* begin Provided entries *

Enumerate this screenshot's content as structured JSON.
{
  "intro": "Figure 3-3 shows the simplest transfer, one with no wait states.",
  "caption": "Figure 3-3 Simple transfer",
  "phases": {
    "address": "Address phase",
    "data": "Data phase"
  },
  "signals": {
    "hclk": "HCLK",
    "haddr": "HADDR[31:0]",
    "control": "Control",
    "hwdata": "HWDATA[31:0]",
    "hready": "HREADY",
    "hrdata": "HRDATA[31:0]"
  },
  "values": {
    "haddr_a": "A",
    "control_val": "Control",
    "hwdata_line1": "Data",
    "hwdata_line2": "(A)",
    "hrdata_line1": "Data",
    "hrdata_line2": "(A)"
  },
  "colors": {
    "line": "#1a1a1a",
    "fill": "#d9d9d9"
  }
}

* end Provided entries *

Copy out the whole listing exactly.

» Response for this exercise:
Enumerate this screenshot's content as structured JSON.
{
  "intro": "Figure 3-3 shows the simplest transfer, one with no wait states.",
  "caption": "Figure 3-3 Simple transfer",
  "phases": {
    "address": "Address phase",
    "data": "Data phase"
  },
  "signals": {
    "hclk": "HCLK",
    "haddr": "HADDR[31:0]",
    "control": "Control",
    "hwdata": "HWDATA[31:0]",
    "hready": "HREADY",
    "hrdata": "HRDATA[31:0]"
  },
  "values": {
    "haddr_a": "A",
    "control_val": "Control",
    "hwdata_line1": "Data",
    "hwdata_line2": "(A)",
    "hrdata_line1": "Data",
    "hrdata_line2": "(A)"
  },
  "colors": {
    "line": "#1a1a1a",
    "fill": "#d9d9d9"
  }
}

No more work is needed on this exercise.